Stored data:
<<<<
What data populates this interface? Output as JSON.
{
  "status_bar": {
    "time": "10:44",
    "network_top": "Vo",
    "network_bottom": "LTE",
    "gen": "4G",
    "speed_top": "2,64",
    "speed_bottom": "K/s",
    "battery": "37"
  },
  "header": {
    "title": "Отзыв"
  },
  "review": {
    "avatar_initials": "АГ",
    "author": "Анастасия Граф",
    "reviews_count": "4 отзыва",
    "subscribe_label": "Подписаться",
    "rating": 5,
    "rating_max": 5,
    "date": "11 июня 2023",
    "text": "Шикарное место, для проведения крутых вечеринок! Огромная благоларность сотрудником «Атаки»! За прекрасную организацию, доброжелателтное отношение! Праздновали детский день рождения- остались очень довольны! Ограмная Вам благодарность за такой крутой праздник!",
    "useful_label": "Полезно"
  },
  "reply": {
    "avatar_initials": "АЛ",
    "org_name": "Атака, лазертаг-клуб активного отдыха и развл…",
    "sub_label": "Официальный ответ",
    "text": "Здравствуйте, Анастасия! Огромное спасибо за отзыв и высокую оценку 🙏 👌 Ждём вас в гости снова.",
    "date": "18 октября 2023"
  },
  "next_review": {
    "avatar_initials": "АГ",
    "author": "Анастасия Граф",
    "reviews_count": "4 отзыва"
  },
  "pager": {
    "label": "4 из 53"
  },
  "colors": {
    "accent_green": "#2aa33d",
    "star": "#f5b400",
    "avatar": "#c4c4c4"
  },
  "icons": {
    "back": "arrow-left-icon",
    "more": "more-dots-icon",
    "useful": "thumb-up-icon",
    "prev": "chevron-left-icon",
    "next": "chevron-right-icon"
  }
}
>>>>
Requirements: Return the entries above exactly, each one complete.

Answer in full:
What data populates this interface? Output as JSON.
{
  "status_bar": {
    "time": "10:44",
    "network_top": "Vo",
    "network_bottom": "LTE",
    "gen": "4G",
    "speed_top": "2,64",
    "speed_bottom": "K/s",
    "battery": "37"
  },
  "header": {
    "title": "Отзыв"
  },
  "review": {
    "avatar_initials": "АГ",
    "author": "Анастасия Граф",
    "reviews_count": "4 отзыва",
    "subscribe_label": "Подписаться",
    "rating": 5,
    "rating_max": 5,
    "date": "11 июня 2023",
    "text": "Шикарное место, для проведения крутых вечеринок! Огромная благоларность сотрудником «Атаки»! За прекрасную организацию, доброжелателтное отношение! Праздновали детский день рождения- остались очень довольны! Ограмная Вам благодарность за такой крутой праздник!",
    "useful_label": "Полезно"
  },
  "reply": {
    "avatar_initials": "АЛ",
    "org_name": "Атака, лазертаг-клуб активного отдыха и развл…",
    "sub_label": "Официальный ответ",
    "text": "Здравствуйте, Анастасия! Огромное спасибо за отзыв и высокую оценку 🙏 👌 Ждём вас в гости снова.",
    "date": "18 октября 2023"
  },
  "next_review": {
    "avatar_initials": "АГ",
    "author": "Анастасия Граф",
    "reviews_count": "4 отзыва"
  },
  "pager": {
    "label": "4 из 53"
  },
  "colors": {
    "accent_green": "#2aa33d",
    "star": "#f5b400",
    "avatar": "#c4c4c4"
  },
  "icons": {
    "back": "arrow-left-icon",
    "more": "more-dots-icon",
    "useful": "thumb-up-icon",
    "prev": "chevron-left-icon",
    "next": "chevron-right-icon"
  }
}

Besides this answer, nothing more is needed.